RECORDS SHOWN -
※ ※ ※
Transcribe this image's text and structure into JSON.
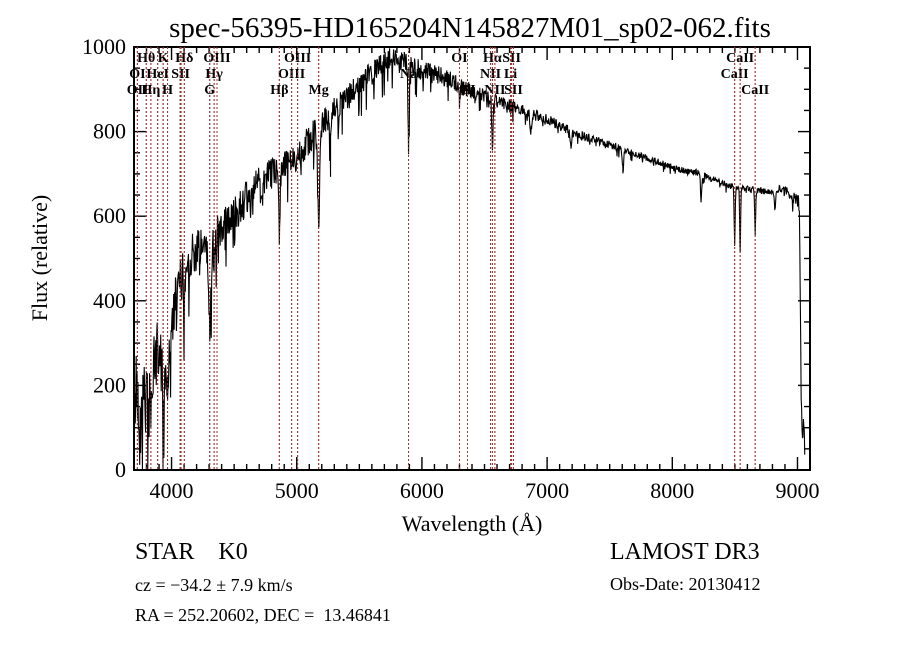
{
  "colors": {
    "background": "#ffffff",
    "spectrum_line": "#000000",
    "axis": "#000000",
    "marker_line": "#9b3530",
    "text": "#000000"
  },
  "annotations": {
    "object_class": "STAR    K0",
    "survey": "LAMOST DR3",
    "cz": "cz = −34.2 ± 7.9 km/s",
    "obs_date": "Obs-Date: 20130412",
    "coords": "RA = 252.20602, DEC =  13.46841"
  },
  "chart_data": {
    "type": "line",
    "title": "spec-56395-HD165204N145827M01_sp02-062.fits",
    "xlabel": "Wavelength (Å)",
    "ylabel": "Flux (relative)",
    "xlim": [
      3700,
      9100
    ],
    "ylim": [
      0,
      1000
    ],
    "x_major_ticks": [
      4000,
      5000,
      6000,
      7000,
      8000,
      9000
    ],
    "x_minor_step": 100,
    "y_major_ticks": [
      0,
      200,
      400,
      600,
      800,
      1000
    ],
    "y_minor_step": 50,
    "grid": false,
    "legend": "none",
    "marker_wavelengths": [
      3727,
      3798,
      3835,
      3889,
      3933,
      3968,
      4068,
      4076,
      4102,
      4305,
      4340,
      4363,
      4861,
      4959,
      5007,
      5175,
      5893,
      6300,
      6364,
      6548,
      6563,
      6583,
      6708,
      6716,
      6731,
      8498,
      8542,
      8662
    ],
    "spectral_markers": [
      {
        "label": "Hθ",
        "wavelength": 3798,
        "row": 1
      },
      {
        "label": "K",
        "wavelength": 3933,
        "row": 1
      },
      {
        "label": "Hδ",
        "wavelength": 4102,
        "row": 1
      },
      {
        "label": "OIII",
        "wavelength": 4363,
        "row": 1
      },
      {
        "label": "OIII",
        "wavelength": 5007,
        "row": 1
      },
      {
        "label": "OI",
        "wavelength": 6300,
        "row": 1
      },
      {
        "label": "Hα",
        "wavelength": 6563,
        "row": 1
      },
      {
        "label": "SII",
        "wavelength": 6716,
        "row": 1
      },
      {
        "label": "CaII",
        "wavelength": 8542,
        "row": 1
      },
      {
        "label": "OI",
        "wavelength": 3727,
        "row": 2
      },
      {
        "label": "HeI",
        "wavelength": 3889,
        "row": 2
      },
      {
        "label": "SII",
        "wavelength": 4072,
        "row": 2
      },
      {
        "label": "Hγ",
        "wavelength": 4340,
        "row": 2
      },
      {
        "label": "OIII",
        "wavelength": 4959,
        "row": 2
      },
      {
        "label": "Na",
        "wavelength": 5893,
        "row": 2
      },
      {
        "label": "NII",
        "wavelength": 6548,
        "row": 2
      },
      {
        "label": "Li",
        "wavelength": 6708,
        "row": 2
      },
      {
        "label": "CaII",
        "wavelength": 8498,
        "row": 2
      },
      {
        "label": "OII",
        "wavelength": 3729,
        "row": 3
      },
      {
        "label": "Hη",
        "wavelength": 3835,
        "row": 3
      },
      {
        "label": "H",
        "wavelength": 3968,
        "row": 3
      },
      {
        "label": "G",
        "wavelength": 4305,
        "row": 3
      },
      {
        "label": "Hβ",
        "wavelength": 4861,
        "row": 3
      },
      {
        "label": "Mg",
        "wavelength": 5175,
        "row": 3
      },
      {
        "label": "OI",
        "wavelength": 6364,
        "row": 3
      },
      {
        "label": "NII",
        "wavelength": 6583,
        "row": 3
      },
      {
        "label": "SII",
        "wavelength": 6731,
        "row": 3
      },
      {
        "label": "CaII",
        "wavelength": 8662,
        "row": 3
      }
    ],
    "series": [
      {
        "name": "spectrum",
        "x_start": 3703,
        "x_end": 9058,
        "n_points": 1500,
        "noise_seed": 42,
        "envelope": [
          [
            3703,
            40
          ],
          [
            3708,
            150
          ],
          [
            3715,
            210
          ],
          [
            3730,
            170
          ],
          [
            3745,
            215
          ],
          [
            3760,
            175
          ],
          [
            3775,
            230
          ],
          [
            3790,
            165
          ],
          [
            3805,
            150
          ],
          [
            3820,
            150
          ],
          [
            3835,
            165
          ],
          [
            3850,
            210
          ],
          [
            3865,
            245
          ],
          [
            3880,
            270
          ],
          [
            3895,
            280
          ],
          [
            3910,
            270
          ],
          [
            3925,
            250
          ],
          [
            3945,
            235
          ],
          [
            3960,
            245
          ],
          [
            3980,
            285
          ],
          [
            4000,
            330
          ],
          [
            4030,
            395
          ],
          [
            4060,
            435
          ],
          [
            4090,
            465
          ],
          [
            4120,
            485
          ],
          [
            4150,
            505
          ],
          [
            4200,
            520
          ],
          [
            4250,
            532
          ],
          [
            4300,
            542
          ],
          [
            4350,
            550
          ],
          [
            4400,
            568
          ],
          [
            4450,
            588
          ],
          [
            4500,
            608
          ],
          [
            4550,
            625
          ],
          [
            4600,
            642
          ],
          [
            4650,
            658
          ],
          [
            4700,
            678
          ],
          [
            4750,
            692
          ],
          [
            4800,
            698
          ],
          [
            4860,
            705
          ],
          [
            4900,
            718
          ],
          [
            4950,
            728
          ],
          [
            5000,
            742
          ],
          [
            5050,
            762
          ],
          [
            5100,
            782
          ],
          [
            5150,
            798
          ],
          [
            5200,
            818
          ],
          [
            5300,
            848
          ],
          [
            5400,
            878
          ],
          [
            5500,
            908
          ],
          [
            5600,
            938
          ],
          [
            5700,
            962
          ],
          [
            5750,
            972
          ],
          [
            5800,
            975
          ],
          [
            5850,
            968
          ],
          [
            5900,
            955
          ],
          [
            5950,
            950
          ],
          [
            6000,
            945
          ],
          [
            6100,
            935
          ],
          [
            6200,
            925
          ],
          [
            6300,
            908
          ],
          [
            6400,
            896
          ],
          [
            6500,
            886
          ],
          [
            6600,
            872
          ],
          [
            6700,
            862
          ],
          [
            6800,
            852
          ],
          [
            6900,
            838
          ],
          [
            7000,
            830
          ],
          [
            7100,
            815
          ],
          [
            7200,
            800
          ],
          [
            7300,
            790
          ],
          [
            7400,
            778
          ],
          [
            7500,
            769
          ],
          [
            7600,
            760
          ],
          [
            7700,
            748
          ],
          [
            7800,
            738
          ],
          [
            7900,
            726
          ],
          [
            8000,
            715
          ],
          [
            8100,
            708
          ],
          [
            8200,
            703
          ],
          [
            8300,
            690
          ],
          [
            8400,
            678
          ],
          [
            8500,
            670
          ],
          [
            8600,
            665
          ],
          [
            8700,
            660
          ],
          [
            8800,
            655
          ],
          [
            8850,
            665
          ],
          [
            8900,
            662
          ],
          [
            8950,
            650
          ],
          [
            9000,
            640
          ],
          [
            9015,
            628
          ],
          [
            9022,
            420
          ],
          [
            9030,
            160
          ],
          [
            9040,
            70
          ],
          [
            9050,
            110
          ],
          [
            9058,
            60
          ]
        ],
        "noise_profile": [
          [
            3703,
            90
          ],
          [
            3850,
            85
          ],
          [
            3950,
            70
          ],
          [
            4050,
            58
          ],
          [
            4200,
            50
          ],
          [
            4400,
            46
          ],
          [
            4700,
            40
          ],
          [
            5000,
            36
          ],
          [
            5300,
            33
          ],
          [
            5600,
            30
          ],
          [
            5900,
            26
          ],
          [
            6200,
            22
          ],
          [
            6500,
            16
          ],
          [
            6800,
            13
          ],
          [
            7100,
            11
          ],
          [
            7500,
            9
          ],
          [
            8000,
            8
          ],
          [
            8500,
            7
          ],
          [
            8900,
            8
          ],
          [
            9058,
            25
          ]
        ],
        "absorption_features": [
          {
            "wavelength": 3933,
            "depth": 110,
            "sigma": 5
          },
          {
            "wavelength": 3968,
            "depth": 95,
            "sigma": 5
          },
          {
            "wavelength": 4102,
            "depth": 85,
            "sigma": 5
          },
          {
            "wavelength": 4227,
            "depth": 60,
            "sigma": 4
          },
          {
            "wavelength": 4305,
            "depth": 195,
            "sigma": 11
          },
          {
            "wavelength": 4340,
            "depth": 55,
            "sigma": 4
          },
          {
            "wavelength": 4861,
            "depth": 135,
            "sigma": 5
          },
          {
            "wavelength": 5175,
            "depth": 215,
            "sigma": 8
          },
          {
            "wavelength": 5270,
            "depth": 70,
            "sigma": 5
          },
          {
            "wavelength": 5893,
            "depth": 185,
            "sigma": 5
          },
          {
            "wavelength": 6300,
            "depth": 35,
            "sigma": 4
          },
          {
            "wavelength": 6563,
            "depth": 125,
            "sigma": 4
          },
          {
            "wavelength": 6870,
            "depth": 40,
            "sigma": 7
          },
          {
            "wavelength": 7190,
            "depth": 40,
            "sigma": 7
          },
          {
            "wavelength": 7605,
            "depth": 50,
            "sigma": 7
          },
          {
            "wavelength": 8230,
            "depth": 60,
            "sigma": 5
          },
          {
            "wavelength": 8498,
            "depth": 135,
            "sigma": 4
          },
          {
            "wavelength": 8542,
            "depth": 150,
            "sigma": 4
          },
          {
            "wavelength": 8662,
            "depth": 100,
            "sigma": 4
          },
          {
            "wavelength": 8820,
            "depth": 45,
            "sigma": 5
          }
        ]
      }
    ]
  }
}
※ ※ ※
TASK TO CARRY OUT - Looking at the data above, how many lines hold the word "text"? Respond with the number alone.

ANSWER FOR THIS EXERCISE - 2